-- begin Records supplied --

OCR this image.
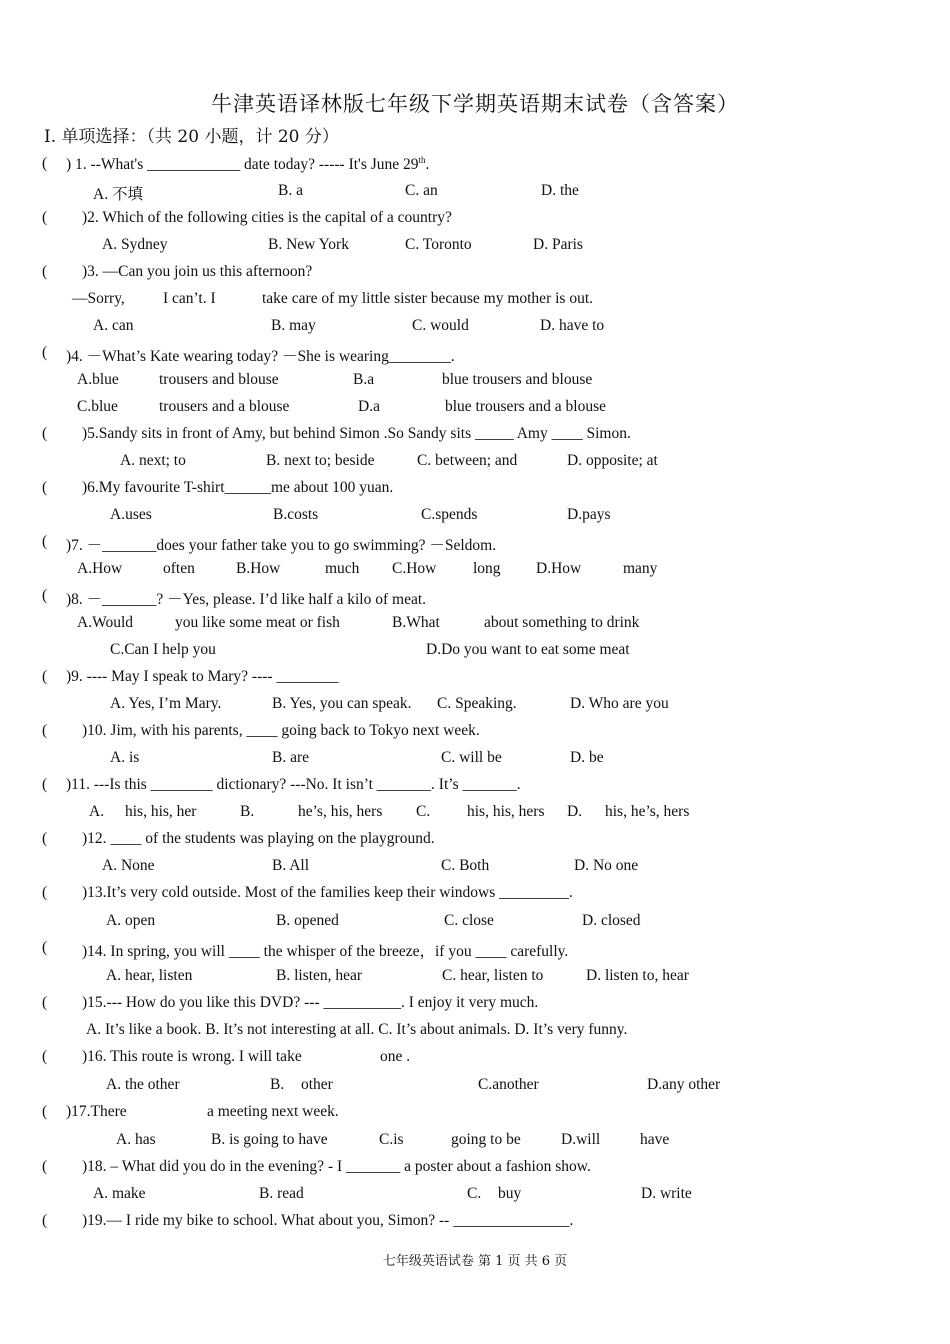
牛津英语译林版七年级下学期英语期末试卷（含答案）
I. 单项选择：（共 20 小题，计 20 分）
( ) 1. --What's ____________ date today? ----- It's June 29th.
A. 不填	B. a	C. an	D. the
( )2. Which of the following cities is the capital of a country?
A. Sydney	B. New York	C. Toronto	D. Paris
( )3. —Can you join us this afternoon?
—Sorry, I can’t. I	take care of my little sister because my mother is out.
A. can	B. may	C. would	D. have to
( )4. －What’s Kate wearing today? －She is wearing________.
A.blue	trousers and blouse	B.a	blue trousers and blouse
C.blue	trousers and a blouse	D.a	blue trousers and a blouse
( )5.Sandy sits in front of Amy, but behind Simon .So Sandy sits _____ Amy ____ Simon.
A. next; to	B. next to; beside	C. between; and	D. opposite; at
( )6.My favourite T-shirt______me about 100 yuan.
A.uses	B.costs	C.spends	D.pays
( )7. －_______does your father take you to go swimming? －Seldom.
A.How	often	B.How	much C.How long D.How	many
( )8. －_______? －Yes, please. I’d like half a kilo of meat.
A.Would	you like some meat or fish	B.What	about something to drink
C.Can I help you	D.Do you want to eat some meat
( )9. ---- May I speak to Mary? ---- ________
A. Yes, I’m Mary.	B. Yes, you can speak. C. Speaking.	D. Who are you
( )10. Jim, with his parents, ____ going back to Tokyo next week.
A. is	B. are	C. will be	D. be
( )11. ---Is this ________ dictionary? ---No. It isn’t _______. It’s _______.
A. his, his, her	B.	he’s, his, hers C. his, his, hers D. his, he’s, hers
( )12. ____ of the students was playing on the playground.
A. None	B. All	C. Both	D. No one
( )13.It’s very cold outside. Most of the families keep their windows _________.
A. open	B. opened	C. close	D. closed
( )14. In spring, you will ____ the whisper of the breeze，if you ____ carefully.
A. hear, listen	B. listen, hear	C. hear, listen to	D. listen to, hear
( )15.--- How do you like this DVD? --- __________. I enjoy it very much.
A. It’s like a book. B. It’s not interesting at all. C. It’s about animals. D. It’s very funny.
( )16. This route is wrong. I will take	one .
A. the other	B. other	C.another	D.any other
( )17.There	a meeting next week.
A. has	B. is going to have	C.is	going to be	D.will	have
( )18. – What did you do in the evening? - I _______ a poster about a fashion show.
A. make	B. read	C. buy	D. write
( )19.— I ride my bike to school. What about you, Simon? -- _______________.
七年级英语试卷 第 1 页 共 6 页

-- end Records supplied --

> Stated problem: Lines that hold the word "speak" are the ones to return, every one of them.

> Answer to the exercise:
( )9. ---- May I speak to Mary? ---- ________
A. Yes, I’m Mary.	B. Yes, you can speak. C. Speaking.	D. Who are you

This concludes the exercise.